Given data
▼
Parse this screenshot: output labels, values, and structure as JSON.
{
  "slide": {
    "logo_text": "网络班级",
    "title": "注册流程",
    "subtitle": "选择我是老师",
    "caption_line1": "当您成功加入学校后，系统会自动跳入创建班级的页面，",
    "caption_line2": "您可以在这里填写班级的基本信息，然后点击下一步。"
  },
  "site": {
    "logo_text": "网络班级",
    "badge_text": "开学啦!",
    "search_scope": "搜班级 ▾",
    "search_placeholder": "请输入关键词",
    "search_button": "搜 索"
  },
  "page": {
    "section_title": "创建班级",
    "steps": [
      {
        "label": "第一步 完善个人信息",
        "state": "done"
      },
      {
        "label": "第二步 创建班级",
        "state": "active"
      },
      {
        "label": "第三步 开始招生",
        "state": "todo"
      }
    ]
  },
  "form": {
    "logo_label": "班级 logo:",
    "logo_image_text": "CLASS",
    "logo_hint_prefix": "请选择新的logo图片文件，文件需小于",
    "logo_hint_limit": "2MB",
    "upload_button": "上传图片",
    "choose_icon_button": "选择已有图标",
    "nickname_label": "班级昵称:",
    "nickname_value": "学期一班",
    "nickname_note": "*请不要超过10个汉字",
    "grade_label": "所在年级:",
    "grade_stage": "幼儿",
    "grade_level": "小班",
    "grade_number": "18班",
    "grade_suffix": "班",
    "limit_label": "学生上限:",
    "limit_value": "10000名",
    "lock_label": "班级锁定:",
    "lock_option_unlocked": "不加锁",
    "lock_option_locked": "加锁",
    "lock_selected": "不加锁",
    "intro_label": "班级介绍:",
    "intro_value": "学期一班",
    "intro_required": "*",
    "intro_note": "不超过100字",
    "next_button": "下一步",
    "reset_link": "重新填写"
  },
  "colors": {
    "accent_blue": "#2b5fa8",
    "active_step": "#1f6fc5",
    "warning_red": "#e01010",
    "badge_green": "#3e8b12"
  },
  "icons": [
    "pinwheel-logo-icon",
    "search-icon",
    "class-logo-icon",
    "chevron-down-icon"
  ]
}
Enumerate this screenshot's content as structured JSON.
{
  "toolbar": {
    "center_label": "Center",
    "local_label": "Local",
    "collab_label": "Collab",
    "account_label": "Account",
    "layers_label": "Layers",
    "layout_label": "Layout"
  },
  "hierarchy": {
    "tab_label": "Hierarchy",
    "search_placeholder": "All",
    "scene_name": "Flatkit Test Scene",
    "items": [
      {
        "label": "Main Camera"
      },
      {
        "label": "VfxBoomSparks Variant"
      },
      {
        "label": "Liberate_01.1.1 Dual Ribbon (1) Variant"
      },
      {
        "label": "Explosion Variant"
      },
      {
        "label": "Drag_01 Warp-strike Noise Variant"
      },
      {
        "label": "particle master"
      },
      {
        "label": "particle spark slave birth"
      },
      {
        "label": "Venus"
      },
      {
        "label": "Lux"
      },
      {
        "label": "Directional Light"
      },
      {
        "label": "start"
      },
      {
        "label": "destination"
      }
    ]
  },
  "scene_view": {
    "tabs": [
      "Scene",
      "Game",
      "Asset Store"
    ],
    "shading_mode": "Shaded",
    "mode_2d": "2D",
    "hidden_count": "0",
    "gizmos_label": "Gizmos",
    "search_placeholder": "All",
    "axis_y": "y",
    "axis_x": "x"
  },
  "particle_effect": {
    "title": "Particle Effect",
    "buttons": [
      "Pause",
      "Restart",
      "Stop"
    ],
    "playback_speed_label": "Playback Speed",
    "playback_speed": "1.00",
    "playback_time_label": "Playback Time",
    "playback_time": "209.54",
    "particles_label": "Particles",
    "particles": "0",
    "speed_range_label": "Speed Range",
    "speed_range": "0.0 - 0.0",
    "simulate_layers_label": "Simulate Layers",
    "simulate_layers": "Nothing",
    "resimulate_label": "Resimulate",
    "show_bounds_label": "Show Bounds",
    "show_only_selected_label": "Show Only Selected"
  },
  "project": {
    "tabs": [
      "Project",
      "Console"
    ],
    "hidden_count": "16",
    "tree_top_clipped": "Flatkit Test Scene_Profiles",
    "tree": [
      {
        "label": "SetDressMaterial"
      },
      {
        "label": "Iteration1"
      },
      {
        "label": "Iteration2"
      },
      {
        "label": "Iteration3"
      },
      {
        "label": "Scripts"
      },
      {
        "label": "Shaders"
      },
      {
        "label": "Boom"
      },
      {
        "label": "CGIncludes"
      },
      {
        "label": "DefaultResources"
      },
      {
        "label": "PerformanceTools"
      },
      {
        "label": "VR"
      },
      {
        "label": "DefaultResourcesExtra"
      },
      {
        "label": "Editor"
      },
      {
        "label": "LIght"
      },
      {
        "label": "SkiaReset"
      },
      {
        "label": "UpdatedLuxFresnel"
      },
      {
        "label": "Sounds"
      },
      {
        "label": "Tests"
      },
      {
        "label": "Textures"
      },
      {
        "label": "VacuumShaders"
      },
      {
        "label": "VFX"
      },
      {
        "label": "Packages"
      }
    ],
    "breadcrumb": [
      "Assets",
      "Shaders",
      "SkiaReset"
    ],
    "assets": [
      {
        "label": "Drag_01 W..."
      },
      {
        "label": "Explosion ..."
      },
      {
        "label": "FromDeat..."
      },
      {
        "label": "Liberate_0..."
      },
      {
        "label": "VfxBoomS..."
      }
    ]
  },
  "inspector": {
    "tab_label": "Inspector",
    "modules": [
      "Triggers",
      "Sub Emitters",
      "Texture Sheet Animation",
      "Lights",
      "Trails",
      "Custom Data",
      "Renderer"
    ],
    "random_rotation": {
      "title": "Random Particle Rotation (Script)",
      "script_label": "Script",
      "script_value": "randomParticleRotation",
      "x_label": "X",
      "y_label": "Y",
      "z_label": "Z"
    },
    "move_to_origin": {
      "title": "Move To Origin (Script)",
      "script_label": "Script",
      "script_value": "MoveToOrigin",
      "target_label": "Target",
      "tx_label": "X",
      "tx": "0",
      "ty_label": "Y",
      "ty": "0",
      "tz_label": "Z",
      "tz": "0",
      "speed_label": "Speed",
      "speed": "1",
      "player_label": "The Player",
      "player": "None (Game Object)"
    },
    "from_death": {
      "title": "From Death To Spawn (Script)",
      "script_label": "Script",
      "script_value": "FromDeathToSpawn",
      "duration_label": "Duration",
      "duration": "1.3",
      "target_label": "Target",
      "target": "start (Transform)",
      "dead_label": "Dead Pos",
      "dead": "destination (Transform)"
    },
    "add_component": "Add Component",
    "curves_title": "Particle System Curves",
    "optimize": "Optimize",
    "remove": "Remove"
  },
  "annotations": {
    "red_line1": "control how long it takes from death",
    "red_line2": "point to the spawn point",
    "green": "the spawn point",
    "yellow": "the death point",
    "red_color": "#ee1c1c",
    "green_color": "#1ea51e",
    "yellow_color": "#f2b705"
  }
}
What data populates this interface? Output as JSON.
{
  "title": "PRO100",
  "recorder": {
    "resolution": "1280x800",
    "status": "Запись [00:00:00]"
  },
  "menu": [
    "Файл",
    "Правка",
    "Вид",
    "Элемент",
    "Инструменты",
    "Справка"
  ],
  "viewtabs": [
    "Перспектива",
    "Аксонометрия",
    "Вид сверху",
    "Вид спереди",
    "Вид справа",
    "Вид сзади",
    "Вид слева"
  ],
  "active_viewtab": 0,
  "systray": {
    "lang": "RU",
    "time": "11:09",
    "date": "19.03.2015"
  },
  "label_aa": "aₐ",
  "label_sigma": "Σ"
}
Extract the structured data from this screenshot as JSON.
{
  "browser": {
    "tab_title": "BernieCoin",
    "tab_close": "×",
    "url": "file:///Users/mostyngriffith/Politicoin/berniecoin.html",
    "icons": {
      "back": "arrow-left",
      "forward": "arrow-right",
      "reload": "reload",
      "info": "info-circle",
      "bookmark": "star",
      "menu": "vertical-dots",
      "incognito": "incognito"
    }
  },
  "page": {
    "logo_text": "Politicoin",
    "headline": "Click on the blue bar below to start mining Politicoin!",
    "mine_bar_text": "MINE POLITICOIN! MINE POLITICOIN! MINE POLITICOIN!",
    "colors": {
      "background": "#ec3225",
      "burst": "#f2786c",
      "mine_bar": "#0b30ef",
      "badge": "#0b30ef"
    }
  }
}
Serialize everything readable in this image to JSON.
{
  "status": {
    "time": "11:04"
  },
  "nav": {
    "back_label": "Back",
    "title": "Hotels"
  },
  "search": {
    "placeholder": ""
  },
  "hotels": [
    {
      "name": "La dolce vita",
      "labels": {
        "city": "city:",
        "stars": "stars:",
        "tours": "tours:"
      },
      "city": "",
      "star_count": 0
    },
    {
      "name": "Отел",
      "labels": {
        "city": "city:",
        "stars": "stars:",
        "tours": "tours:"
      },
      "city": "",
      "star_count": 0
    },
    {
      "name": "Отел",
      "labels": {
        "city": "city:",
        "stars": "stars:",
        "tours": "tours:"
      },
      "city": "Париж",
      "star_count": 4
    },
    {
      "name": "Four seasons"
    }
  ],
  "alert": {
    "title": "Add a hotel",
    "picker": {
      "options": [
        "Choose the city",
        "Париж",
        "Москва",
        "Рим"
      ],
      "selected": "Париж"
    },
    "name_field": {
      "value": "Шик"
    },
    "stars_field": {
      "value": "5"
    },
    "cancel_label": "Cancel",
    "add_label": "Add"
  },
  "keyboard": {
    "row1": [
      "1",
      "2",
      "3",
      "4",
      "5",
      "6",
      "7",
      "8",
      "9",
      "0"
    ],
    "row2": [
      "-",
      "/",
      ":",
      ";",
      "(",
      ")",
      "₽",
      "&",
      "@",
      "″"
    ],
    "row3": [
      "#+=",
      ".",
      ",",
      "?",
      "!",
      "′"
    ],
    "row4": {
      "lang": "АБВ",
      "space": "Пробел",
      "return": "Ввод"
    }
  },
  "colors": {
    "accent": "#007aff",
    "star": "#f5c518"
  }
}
▲
What to work on
Go through the data and gather every line that holds "Transform".

Exercise response
      "target": "start (Transform)",
      "dead": "destination (Transform)"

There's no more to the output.